Stored dataset items:
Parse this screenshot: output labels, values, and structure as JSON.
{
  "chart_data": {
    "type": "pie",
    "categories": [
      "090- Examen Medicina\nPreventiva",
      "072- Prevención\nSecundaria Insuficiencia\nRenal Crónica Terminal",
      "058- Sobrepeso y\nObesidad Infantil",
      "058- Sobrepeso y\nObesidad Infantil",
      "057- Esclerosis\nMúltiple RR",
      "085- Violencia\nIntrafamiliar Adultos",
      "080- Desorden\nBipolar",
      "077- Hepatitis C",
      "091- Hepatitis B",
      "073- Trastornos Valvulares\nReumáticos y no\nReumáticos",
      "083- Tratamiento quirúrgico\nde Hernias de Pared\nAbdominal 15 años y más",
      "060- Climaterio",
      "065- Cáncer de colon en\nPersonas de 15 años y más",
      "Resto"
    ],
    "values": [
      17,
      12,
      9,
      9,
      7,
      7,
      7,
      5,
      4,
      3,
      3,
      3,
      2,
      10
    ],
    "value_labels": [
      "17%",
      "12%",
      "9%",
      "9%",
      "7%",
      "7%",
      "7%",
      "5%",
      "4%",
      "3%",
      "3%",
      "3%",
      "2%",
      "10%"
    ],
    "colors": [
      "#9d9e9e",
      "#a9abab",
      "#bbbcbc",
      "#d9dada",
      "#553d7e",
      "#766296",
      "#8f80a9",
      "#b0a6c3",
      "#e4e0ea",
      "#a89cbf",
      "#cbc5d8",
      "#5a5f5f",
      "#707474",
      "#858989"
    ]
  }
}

→ EXERCISE:
Faithfully transcribe the whole of the data.

→ THE REPLY:
Parse this screenshot: output labels, values, and structure as JSON.
{
  "chart_data": {
    "type": "pie",
    "categories": [
      "090- Examen Medicina\nPreventiva",
      "072- Prevención\nSecundaria Insuficiencia\nRenal Crónica Terminal",
      "058- Sobrepeso y\nObesidad Infantil",
      "058- Sobrepeso y\nObesidad Infantil",
      "057- Esclerosis\nMúltiple RR",
      "085- Violencia\nIntrafamiliar Adultos",
      "080- Desorden\nBipolar",
      "077- Hepatitis C",
      "091- Hepatitis B",
      "073- Trastornos Valvulares\nReumáticos y no\nReumáticos",
      "083- Tratamiento quirúrgico\nde Hernias de Pared\nAbdominal 15 años y más",
      "060- Climaterio",
      "065- Cáncer de colon en\nPersonas de 15 años y más",
      "Resto"
    ],
    "values": [
      17,
      12,
      9,
      9,
      7,
      7,
      7,
      5,
      4,
      3,
      3,
      3,
      2,
      10
    ],
    "value_labels": [
      "17%",
      "12%",
      "9%",
      "9%",
      "7%",
      "7%",
      "7%",
      "5%",
      "4%",
      "3%",
      "3%",
      "3%",
      "2%",
      "10%"
    ],
    "colors": [
      "#9d9e9e",
      "#a9abab",
      "#bbbcbc",
      "#d9dada",
      "#553d7e",
      "#766296",
      "#8f80a9",
      "#b0a6c3",
      "#e4e0ea",
      "#a89cbf",
      "#cbc5d8",
      "#5a5f5f",
      "#707474",
      "#858989"
    ]
  }
}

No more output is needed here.